Exercise data:

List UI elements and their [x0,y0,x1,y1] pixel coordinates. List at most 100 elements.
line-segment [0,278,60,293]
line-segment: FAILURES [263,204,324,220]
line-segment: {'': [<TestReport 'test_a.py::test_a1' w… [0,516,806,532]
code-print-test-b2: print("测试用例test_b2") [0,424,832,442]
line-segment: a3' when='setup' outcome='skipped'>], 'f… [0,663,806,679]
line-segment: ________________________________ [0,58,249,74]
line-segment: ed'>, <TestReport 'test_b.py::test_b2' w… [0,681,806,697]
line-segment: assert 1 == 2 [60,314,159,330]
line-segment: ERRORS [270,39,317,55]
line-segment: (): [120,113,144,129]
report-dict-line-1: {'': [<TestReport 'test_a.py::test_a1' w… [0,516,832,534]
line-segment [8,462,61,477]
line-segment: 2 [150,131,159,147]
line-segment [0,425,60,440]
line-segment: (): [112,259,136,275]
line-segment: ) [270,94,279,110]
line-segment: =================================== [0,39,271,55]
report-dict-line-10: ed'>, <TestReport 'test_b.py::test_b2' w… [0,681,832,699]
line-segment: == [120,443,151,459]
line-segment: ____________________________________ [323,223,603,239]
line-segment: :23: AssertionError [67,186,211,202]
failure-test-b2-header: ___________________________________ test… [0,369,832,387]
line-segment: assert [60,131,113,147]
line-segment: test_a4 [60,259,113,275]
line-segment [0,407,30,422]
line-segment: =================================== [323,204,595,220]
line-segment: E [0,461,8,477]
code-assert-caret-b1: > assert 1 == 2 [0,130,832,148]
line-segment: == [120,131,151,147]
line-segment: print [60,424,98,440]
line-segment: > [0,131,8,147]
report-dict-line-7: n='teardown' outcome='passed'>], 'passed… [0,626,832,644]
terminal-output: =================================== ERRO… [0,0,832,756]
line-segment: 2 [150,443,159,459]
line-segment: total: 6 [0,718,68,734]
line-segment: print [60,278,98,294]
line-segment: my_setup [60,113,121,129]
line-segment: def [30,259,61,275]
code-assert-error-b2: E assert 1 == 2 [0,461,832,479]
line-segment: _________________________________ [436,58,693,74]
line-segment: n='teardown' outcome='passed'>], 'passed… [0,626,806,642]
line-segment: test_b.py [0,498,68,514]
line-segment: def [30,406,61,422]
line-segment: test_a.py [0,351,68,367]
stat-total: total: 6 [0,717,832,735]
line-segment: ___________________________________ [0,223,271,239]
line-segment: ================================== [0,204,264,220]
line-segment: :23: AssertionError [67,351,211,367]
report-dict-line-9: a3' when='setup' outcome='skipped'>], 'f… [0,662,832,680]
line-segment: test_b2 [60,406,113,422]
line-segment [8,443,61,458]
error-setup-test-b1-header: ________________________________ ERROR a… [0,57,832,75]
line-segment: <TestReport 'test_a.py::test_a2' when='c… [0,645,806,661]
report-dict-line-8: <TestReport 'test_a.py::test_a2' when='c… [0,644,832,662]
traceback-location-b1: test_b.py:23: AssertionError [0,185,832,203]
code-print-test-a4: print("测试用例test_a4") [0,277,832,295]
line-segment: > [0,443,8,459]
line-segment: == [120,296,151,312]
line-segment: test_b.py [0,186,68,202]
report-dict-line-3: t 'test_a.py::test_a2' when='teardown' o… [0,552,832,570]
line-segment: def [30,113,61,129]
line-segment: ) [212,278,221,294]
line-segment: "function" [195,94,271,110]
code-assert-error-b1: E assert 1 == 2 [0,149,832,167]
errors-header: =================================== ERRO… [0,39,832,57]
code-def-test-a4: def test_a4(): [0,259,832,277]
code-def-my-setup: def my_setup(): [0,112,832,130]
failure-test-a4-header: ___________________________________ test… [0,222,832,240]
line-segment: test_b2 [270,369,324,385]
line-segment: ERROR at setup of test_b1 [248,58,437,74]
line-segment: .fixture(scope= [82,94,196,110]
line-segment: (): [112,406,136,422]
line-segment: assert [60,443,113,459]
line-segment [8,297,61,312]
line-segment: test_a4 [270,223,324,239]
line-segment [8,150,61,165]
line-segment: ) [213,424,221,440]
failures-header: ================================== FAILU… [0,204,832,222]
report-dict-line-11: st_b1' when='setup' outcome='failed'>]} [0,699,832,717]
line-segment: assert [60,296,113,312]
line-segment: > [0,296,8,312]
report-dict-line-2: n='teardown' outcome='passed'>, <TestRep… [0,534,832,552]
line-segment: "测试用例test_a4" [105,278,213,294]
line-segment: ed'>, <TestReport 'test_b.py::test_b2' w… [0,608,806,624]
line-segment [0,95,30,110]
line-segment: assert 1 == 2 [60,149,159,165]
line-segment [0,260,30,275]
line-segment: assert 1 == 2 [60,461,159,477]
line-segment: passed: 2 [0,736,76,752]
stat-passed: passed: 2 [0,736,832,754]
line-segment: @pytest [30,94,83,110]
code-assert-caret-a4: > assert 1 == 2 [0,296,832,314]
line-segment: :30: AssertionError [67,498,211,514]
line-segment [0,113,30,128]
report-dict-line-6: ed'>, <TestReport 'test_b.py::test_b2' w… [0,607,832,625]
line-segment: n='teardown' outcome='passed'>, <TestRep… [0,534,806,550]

Work instructions: List every line in the data above that contains the string "TestReport", copying each one in full.

Response to this task:
line-segment: {'': [<TestReport 'test_a.py::test_a1' w… [0,516,806,532]
line-segment: ed'>, <TestReport 'test_b.py::test_b2' w… [0,681,806,697]
report-dict-line-1: {'': [<TestReport 'test_a.py::test_a1' w… [0,516,832,534]
report-dict-line-10: ed'>, <TestReport 'test_b.py::test_b2' w… [0,681,832,699]
line-segment: <TestReport 'test_a.py::test_a2' when='c… [0,645,806,661]
report-dict-line-8: <TestReport 'test_a.py::test_a2' when='c… [0,644,832,662]
line-segment: ed'>, <TestReport 'test_b.py::test_b2' w… [0,608,806,624]
report-dict-line-6: ed'>, <TestReport 'test_b.py::test_b2' w… [0,607,832,625]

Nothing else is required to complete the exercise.